▶ Supplied data:
====================

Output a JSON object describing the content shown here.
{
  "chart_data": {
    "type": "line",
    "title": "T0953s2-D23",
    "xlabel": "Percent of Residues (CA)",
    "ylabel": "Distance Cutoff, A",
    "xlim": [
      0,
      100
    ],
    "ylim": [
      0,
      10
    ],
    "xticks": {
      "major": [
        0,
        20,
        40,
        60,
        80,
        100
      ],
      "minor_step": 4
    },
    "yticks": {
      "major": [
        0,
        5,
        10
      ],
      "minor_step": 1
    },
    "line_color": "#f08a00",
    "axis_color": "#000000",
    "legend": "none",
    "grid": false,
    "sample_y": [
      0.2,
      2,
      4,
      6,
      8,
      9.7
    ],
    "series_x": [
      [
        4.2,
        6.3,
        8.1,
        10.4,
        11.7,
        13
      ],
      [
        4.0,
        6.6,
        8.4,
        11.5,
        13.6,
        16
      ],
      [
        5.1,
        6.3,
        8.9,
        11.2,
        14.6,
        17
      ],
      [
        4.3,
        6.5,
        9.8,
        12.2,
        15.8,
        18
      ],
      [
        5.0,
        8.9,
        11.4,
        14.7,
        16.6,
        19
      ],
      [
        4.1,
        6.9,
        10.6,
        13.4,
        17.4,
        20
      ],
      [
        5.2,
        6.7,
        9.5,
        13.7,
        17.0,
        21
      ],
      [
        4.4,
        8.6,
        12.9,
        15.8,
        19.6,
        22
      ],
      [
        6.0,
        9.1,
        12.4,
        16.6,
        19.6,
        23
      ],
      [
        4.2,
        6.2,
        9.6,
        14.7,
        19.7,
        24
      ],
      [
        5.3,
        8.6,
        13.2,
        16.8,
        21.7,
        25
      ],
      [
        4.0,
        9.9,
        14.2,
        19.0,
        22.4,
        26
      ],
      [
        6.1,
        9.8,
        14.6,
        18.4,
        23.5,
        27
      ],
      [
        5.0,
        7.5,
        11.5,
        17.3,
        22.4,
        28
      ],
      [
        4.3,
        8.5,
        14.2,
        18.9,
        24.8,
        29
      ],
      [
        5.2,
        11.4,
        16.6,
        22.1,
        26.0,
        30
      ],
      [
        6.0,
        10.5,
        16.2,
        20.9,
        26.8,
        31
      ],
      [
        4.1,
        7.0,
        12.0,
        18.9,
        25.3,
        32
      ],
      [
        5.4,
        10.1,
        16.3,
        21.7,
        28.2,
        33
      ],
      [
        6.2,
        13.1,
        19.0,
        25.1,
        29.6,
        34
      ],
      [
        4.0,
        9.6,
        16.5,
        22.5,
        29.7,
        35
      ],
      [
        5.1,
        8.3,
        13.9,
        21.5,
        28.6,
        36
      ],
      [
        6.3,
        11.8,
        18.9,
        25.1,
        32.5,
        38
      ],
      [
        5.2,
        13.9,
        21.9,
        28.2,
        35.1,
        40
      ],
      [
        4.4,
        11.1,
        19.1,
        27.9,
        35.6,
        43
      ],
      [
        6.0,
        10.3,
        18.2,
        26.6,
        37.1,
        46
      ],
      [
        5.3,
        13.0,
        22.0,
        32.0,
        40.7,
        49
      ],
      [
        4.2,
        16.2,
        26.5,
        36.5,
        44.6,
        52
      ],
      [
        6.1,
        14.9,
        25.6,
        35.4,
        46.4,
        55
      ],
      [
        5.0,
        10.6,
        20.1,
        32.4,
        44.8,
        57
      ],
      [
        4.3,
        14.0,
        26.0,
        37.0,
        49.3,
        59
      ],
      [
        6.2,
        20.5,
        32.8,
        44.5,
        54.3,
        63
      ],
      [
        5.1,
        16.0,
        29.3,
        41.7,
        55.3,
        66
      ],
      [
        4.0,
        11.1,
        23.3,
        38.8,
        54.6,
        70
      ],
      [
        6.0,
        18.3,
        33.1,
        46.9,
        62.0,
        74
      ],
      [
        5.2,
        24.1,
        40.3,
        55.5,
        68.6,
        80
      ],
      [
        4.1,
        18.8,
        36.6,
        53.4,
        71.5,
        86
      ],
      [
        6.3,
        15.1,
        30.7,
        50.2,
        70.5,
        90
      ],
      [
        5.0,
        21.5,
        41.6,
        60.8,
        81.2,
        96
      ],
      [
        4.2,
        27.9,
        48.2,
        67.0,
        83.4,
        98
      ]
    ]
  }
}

====================

▶ Given problem:
The records above should be restated word for word, please.

▶ Reply to the exercise:
Output a JSON object describing the content shown here.
{
  "chart_data": {
    "type": "line",
    "title": "T0953s2-D23",
    "xlabel": "Percent of Residues (CA)",
    "ylabel": "Distance Cutoff, A",
    "xlim": [
      0,
      100
    ],
    "ylim": [
      0,
      10
    ],
    "xticks": {
      "major": [
        0,
        20,
        40,
        60,
        80,
        100
      ],
      "minor_step": 4
    },
    "yticks": {
      "major": [
        0,
        5,
        10
      ],
      "minor_step": 1
    },
    "line_color": "#f08a00",
    "axis_color": "#000000",
    "legend": "none",
    "grid": false,
    "sample_y": [
      0.2,
      2,
      4,
      6,
      8,
      9.7
    ],
    "series_x": [
      [
        4.2,
        6.3,
        8.1,
        10.4,
        11.7,
        13
      ],
      [
        4.0,
        6.6,
        8.4,
        11.5,
        13.6,
        16
      ],
      [
        5.1,
        6.3,
        8.9,
        11.2,
        14.6,
        17
      ],
      [
        4.3,
        6.5,
        9.8,
        12.2,
        15.8,
        18
      ],
      [
        5.0,
        8.9,
        11.4,
        14.7,
        16.6,
        19
      ],
      [
        4.1,
        6.9,
        10.6,
        13.4,
        17.4,
        20
      ],
      [
        5.2,
        6.7,
        9.5,
        13.7,
        17.0,
        21
      ],
      [
        4.4,
        8.6,
        12.9,
        15.8,
        19.6,
        22
      ],
      [
        6.0,
        9.1,
        12.4,
        16.6,
        19.6,
        23
      ],
      [
        4.2,
        6.2,
        9.6,
        14.7,
        19.7,
        24
      ],
      [
        5.3,
        8.6,
        13.2,
        16.8,
        21.7,
        25
      ],
      [
        4.0,
        9.9,
        14.2,
        19.0,
        22.4,
        26
      ],
      [
        6.1,
        9.8,
        14.6,
        18.4,
        23.5,
        27
      ],
      [
        5.0,
        7.5,
        11.5,
        17.3,
        22.4,
        28
      ],
      [
        4.3,
        8.5,
        14.2,
        18.9,
        24.8,
        29
      ],
      [
        5.2,
        11.4,
        16.6,
        22.1,
        26.0,
        30
      ],
      [
        6.0,
        10.5,
        16.2,
        20.9,
        26.8,
        31
      ],
      [
        4.1,
        7.0,
        12.0,
        18.9,
        25.3,
        32
      ],
      [
        5.4,
        10.1,
        16.3,
        21.7,
        28.2,
        33
      ],
      [
        6.2,
        13.1,
        19.0,
        25.1,
        29.6,
        34
      ],
      [
        4.0,
        9.6,
        16.5,
        22.5,
        29.7,
        35
      ],
      [
        5.1,
        8.3,
        13.9,
        21.5,
        28.6,
        36
      ],
      [
        6.3,
        11.8,
        18.9,
        25.1,
        32.5,
        38
      ],
      [
        5.2,
        13.9,
        21.9,
        28.2,
        35.1,
        40
      ],
      [
        4.4,
        11.1,
        19.1,
        27.9,
        35.6,
        43
      ],
      [
        6.0,
        10.3,
        18.2,
        26.6,
        37.1,
        46
      ],
      [
        5.3,
        13.0,
        22.0,
        32.0,
        40.7,
        49
      ],
      [
        4.2,
        16.2,
        26.5,
        36.5,
        44.6,
        52
      ],
      [
        6.1,
        14.9,
        25.6,
        35.4,
        46.4,
        55
      ],
      [
        5.0,
        10.6,
        20.1,
        32.4,
        44.8,
        57
      ],
      [
        4.3,
        14.0,
        26.0,
        37.0,
        49.3,
        59
      ],
      [
        6.2,
        20.5,
        32.8,
        44.5,
        54.3,
        63
      ],
      [
        5.1,
        16.0,
        29.3,
        41.7,
        55.3,
        66
      ],
      [
        4.0,
        11.1,
        23.3,
        38.8,
        54.6,
        70
      ],
      [
        6.0,
        18.3,
        33.1,
        46.9,
        62.0,
        74
      ],
      [
        5.2,
        24.1,
        40.3,
        55.5,
        68.6,
        80
      ],
      [
        4.1,
        18.8,
        36.6,
        53.4,
        71.5,
        86
      ],
      [
        6.3,
        15.1,
        30.7,
        50.2,
        70.5,
        90
      ],
      [
        5.0,
        21.5,
        41.6,
        60.8,
        81.2,
        96
      ],
      [
        4.2,
        27.9,
        48.2,
        67.0,
        83.4,
        98
      ]
    ]
  }
}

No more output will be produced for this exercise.